Request 1:
Answer the following about the text on forgetting computer science fundamentals, one line each:
(a) What does it give as the lowest-level example of programming?
(b) According to it, when does OS theory matter?
(c) How does it describe the prospects of passing leet code interviews without major time investment?
Request 2: List every number that appears in the text on forgetting computer science fundamentals.
Request 3: Reproduce the portion of the text on forgetting computer science fundamentals starting at "You will forget" and ending at "15, 20 etc.".

Definitely not normal.
We have a local byword - because I never knew, I can not remember it now. when I say it to myself, everything falls into place.
You will forget things but if you had your textbooks and flipped through them, would it come back? Have you tried doing that?
Programming is a very broad term and there are many levels at which you can do programming - from as low level as writing a firmware for some device to as high as wirting a VB macro in Excel. All of these are programming and depending on the kind of programming you are doing, different kind of knowledge is useful in those context.
The CS fundamentals you are talking about are things that matter when you are doing specific kind of programming. For ex: OS theory matters when you are writing an OS.
Yeah is part of why certain interview styles are so tough. Hard to remember classes you took years and years ago.
Wait till you hit 10, 15, 20 etc.
The prospects of passing leet code interviews without major time investment are not great .

Dataset excerpts:
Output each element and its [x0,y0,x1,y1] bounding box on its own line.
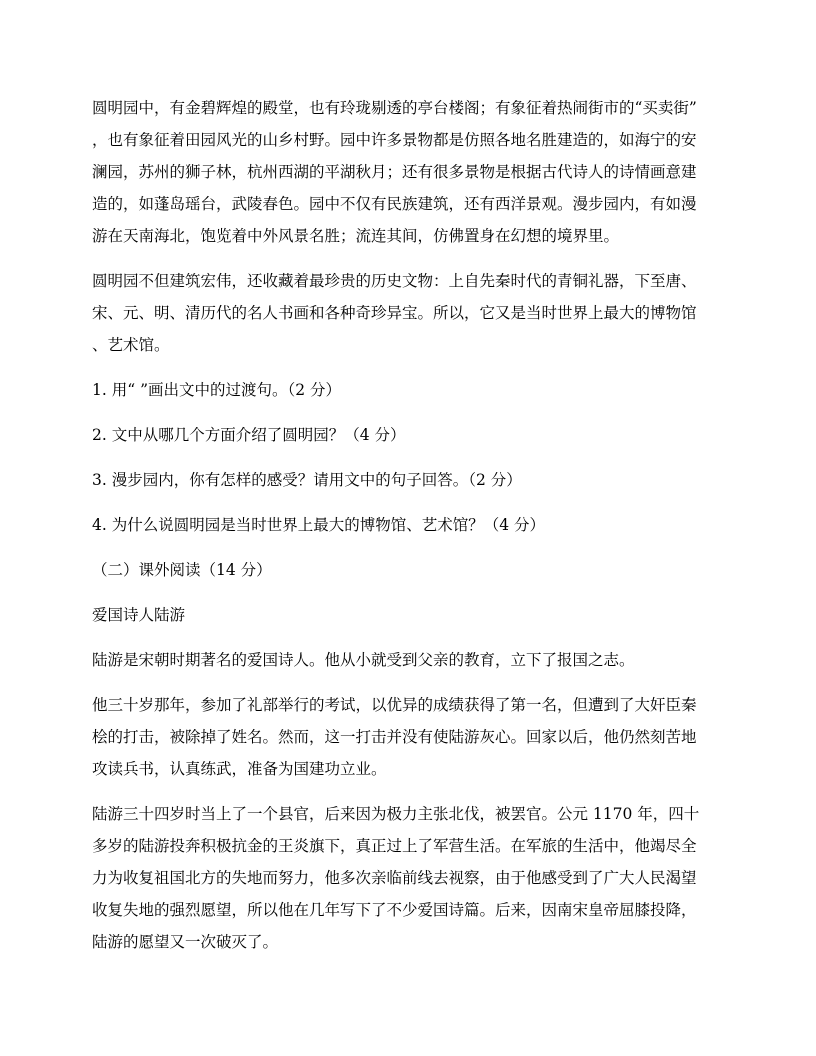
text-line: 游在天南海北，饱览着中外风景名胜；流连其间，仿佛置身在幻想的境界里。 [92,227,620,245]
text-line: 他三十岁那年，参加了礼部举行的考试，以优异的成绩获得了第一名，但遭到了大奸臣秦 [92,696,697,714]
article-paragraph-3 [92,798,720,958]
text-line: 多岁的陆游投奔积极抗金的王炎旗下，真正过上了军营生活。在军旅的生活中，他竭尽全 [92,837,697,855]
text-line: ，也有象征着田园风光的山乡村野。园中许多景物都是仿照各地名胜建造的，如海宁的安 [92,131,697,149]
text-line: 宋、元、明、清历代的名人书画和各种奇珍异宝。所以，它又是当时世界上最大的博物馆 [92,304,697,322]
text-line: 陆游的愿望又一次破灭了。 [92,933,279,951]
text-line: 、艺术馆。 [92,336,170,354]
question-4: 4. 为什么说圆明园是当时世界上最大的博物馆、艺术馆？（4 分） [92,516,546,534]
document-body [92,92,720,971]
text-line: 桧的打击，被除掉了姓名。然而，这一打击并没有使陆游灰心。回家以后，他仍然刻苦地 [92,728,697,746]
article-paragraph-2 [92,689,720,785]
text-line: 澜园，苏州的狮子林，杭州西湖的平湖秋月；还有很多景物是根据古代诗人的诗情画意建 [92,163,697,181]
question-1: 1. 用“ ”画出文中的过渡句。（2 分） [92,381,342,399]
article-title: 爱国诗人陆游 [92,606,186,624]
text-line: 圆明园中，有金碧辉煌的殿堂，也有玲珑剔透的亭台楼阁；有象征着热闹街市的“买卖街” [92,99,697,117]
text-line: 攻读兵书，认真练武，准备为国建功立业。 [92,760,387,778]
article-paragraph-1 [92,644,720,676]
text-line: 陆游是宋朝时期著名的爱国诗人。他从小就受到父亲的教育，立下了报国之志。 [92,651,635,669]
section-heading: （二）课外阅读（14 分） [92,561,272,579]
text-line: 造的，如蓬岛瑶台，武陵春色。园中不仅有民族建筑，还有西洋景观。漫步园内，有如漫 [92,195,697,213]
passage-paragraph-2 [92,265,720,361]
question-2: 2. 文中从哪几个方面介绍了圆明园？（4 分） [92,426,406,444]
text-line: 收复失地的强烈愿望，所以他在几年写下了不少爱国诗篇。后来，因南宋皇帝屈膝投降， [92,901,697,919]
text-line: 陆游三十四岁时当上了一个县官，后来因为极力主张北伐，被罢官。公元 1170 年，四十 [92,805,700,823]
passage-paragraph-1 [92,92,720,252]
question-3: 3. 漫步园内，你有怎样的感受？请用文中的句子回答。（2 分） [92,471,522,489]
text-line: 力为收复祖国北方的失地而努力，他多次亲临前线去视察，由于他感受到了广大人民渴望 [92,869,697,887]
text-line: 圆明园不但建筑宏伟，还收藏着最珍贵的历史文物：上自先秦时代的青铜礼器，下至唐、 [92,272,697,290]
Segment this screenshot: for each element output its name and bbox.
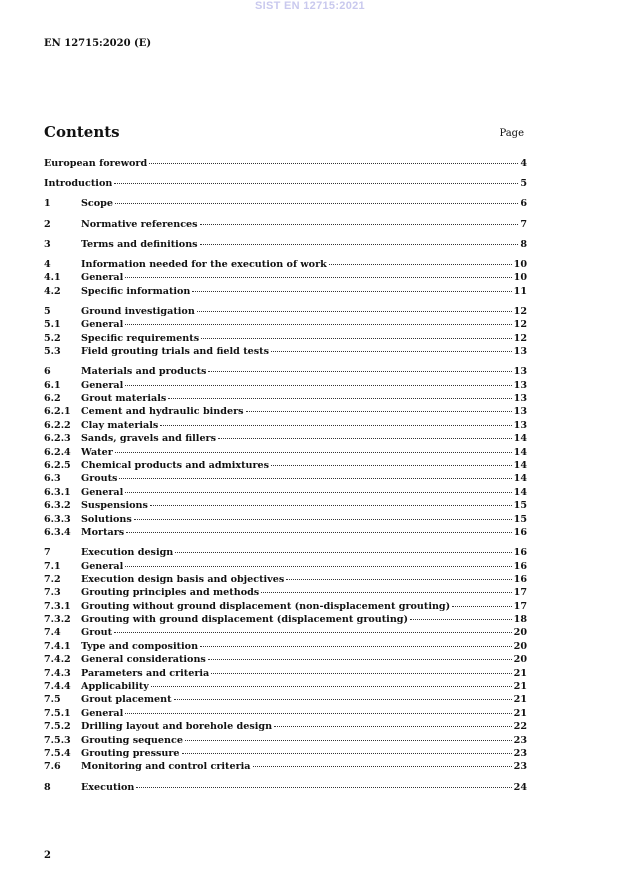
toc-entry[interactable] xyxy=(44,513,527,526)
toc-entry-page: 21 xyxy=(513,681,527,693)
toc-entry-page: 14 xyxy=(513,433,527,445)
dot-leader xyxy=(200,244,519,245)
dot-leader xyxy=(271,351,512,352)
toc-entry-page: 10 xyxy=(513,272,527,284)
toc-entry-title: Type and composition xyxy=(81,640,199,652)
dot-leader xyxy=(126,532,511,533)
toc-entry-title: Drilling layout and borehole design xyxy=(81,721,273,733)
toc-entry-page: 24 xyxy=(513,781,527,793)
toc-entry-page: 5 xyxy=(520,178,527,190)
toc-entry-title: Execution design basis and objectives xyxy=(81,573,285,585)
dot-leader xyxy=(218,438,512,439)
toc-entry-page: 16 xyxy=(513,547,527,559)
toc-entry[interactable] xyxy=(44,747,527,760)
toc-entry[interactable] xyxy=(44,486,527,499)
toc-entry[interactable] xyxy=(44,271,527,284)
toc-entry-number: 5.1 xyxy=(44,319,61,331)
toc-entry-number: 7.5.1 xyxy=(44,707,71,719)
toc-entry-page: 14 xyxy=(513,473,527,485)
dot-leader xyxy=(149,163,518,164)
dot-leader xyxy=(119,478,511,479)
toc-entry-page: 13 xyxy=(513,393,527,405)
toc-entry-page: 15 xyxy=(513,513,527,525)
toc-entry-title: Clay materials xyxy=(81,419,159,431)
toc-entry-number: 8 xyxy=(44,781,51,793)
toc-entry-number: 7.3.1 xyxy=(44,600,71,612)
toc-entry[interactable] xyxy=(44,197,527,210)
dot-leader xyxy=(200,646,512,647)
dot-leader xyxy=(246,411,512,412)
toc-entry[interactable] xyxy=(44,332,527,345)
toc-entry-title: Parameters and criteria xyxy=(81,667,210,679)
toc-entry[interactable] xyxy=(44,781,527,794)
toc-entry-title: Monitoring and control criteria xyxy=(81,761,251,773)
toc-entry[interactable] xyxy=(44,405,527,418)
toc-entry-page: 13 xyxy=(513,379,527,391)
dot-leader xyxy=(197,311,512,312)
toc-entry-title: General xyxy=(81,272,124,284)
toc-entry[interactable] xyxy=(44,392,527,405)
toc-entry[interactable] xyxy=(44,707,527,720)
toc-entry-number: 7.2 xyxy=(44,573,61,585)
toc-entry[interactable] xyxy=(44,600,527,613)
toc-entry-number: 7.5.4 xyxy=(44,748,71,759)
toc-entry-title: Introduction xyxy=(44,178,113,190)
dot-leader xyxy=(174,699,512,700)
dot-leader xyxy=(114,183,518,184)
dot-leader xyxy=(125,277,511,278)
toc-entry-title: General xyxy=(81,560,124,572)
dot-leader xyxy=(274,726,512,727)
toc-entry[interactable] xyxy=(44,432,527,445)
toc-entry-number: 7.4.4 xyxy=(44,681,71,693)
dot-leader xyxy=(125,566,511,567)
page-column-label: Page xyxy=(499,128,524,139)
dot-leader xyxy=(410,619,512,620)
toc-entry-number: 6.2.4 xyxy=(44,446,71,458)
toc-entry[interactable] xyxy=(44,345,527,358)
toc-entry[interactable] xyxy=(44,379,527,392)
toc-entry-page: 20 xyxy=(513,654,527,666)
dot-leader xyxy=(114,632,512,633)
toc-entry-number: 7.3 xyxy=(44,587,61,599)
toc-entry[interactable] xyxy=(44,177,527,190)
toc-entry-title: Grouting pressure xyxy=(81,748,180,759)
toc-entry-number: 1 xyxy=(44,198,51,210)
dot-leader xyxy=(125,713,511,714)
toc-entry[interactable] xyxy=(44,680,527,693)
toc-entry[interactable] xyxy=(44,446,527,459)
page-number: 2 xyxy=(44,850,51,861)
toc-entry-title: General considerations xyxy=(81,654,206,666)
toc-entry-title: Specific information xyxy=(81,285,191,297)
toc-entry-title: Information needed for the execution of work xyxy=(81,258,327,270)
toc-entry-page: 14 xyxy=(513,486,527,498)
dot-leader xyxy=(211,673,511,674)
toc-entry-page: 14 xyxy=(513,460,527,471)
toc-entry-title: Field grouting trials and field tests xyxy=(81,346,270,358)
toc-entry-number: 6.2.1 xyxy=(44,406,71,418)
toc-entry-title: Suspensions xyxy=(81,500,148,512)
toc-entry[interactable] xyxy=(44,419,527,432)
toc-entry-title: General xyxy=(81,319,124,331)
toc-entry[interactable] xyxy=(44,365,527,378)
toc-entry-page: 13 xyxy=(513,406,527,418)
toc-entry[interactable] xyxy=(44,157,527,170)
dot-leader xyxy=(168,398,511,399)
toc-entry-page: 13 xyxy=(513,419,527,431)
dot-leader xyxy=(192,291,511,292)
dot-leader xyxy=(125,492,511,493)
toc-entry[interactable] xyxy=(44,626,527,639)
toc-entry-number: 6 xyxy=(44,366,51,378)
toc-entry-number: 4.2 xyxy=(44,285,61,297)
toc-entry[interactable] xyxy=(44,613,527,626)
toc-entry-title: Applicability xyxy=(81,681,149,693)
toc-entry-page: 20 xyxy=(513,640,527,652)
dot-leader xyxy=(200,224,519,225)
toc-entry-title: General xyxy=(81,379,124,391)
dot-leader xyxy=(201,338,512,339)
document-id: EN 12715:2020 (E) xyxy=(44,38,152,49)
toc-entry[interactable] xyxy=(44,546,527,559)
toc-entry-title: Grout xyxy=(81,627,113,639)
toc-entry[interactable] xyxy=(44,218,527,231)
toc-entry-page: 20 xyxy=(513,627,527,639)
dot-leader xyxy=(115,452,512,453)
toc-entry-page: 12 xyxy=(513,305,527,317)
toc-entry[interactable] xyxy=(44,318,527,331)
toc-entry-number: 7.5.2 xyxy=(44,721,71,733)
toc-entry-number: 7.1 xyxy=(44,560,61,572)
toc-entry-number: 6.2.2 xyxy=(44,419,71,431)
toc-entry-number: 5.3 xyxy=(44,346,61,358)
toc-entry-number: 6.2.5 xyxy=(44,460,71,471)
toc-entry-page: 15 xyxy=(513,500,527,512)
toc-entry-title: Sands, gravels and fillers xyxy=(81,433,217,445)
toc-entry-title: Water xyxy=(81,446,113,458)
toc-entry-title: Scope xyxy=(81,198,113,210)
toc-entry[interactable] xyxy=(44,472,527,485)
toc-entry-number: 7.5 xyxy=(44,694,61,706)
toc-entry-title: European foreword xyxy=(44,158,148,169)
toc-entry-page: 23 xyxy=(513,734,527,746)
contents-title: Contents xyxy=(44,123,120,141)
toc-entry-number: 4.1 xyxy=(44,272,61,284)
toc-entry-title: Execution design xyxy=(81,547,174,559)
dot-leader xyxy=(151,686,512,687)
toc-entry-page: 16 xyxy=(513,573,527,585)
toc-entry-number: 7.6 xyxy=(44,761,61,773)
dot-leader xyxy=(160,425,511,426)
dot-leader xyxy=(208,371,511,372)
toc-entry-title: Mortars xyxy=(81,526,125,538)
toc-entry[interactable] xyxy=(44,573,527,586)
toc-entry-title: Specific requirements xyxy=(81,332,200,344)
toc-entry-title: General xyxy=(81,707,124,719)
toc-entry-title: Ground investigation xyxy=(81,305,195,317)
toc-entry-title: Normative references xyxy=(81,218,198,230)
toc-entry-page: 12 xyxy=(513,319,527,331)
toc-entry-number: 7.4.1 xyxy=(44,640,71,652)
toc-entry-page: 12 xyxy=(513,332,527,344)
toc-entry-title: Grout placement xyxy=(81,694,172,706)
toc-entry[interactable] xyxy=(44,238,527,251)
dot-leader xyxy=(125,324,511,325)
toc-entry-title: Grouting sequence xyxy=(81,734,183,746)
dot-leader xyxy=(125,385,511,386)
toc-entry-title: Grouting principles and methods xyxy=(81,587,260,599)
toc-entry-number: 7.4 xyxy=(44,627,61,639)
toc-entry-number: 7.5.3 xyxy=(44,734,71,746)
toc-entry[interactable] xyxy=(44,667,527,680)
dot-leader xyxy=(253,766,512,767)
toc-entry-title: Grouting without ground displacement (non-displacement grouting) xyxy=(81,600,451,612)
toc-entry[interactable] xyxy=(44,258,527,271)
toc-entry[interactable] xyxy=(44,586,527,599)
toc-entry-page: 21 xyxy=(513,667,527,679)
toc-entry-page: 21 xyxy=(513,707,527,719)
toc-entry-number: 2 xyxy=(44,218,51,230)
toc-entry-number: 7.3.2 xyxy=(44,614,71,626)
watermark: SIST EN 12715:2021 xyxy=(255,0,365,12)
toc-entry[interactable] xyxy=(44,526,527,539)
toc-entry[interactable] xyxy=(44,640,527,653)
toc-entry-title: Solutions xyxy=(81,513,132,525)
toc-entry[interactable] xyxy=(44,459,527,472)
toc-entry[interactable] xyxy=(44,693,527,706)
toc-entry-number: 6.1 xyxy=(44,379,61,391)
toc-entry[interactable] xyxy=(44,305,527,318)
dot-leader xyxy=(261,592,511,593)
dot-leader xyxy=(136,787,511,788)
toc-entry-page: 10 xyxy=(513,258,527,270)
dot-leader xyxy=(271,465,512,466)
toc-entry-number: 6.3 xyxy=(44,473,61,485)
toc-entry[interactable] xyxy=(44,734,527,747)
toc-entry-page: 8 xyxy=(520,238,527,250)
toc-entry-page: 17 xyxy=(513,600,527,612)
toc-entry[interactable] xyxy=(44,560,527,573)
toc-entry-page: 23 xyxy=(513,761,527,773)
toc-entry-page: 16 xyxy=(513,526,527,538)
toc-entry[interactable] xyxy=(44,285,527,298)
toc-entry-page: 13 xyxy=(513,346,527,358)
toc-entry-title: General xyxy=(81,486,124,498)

Task solution 1:
(a) Writing a firmware for some device.
(b) When you are writing an OS.
(c) Not great.

Task solution 2: 10, 15, 20

Task solution 3:
You will forget things but if you had your textbooks and flipped through them, would it come back? Have you tried doing that?
Programming is a very broad term and there are many levels at which you can do programming - from as low level as writing a firmware for some device to as high as wirting a VB macro in Excel. All of these are programming and depending on the kind of programming you are doing, different kind of knowledge is useful in those context.
The CS fundamentals you are talking about are things that matter when you are doing specific kind of programming. For ex: OS theory matters when you are writing an OS.
Yeah is part of why certain interview styles are so tough. Hard to remember classes you took years and years ago.
Wait till you hit 10, 15, 20 etc.